## Goal of the exercise
Look through the lines below and extract any with the word "name".

## Data shown
- - -
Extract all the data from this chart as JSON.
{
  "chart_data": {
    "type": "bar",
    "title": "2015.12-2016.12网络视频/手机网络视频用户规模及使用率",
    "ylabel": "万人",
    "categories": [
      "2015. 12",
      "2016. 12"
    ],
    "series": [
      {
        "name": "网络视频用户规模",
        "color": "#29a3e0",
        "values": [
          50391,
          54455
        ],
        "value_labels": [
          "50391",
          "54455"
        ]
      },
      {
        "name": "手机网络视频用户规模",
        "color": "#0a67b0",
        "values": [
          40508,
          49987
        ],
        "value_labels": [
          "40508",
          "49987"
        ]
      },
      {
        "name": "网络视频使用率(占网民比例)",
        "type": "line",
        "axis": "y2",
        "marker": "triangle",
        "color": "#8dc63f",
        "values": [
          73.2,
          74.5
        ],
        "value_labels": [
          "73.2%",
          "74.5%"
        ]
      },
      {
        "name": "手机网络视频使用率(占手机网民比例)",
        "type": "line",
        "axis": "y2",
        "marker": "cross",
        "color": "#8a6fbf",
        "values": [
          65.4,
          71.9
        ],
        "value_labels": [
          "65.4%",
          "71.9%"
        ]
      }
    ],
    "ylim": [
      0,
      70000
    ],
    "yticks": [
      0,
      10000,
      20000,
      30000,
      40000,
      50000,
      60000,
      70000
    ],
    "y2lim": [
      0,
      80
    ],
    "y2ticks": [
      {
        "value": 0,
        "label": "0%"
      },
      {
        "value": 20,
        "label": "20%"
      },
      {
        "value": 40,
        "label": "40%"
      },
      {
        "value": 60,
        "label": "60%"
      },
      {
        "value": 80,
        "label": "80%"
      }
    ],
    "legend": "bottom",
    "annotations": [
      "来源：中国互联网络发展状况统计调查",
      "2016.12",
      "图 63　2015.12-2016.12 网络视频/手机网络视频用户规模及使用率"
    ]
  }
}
- - -
## Task response
        "name": "网络视频用户规模",
        "name": "手机网络视频用户规模",
        "name": "网络视频使用率(占网民比例)",
        "name": "手机网络视频使用率(占手机网民比例)",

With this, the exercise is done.